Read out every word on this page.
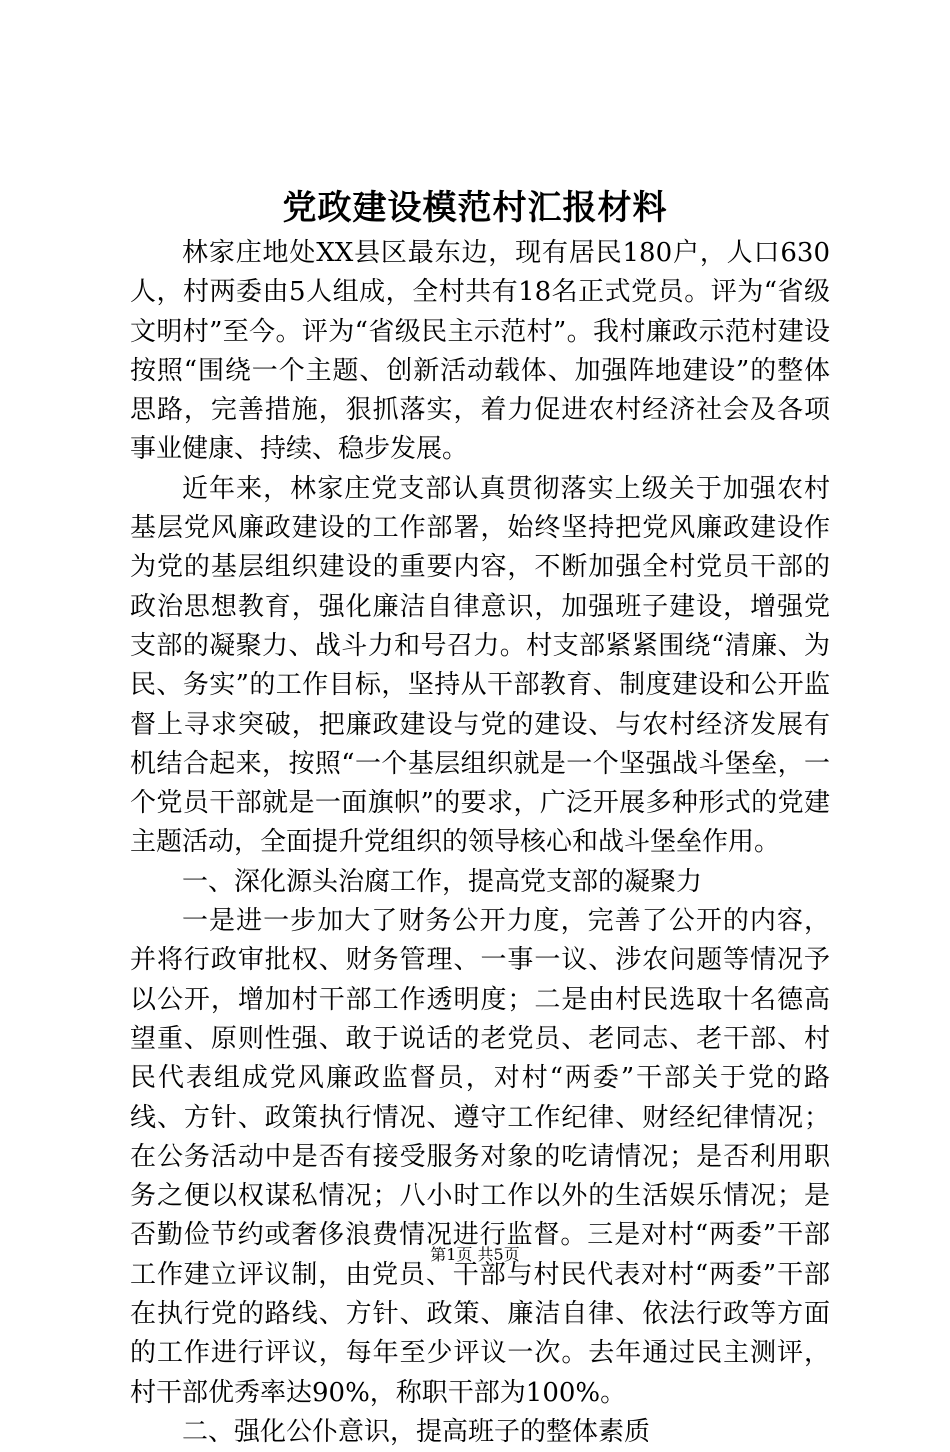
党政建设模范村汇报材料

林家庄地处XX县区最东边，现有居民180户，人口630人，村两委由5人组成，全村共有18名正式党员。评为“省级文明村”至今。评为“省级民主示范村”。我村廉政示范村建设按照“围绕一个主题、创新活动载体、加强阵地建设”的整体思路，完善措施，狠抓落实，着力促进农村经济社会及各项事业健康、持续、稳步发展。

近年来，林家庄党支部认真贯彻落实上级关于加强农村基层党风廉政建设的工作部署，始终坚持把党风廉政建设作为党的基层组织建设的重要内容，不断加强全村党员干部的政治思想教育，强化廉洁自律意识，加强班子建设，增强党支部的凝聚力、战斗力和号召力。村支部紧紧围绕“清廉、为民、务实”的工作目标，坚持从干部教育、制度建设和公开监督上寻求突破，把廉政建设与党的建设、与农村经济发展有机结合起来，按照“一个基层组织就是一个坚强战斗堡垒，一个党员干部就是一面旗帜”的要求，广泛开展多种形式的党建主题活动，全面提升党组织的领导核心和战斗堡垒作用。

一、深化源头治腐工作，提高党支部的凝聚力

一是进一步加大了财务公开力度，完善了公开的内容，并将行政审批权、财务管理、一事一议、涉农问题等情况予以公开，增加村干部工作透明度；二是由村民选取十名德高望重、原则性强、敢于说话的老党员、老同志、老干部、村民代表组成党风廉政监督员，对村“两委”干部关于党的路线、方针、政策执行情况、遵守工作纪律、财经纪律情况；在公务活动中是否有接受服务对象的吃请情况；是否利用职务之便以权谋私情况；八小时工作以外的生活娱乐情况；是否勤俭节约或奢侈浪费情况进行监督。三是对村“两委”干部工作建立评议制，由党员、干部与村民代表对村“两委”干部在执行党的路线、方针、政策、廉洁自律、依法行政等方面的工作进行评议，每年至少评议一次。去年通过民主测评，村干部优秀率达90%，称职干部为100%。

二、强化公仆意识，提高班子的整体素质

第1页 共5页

—————

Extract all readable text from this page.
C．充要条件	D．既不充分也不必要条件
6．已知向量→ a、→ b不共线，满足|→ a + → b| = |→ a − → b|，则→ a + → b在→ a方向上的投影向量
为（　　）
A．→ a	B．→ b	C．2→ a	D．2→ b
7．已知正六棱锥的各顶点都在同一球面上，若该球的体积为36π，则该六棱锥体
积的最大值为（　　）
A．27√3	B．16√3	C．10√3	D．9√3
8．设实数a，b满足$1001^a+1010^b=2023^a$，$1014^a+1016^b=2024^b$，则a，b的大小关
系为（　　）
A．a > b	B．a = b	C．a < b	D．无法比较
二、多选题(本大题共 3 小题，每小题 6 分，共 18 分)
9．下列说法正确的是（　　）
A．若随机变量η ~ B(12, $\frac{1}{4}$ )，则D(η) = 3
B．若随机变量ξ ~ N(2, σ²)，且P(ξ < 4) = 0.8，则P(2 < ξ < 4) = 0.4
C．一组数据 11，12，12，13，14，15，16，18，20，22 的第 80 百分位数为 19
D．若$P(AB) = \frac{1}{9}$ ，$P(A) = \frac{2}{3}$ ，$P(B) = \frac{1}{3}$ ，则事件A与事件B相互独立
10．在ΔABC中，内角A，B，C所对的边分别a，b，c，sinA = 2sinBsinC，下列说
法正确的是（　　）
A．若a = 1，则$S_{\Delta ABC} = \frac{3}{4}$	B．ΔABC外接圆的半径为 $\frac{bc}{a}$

—————

SHORT PROBLEM - Write out every line of the entries that holds the word "frac".

RESULT OF THE EXERCISE -
A．若随机变量η ~ B(12, $\frac{1}{4}$ )，则D(η) = 3
D．若$P(AB) = \frac{1}{9}$ ，$P(A) = \frac{2}{3}$ ，$P(B) = \frac{1}{3}$ ，则事件A与事件B相互独立
A．若a = 1，则$S_{\Delta ABC} = \frac{3}{4}$	B．ΔABC外接圆的半径为 $\frac{bc}{a}$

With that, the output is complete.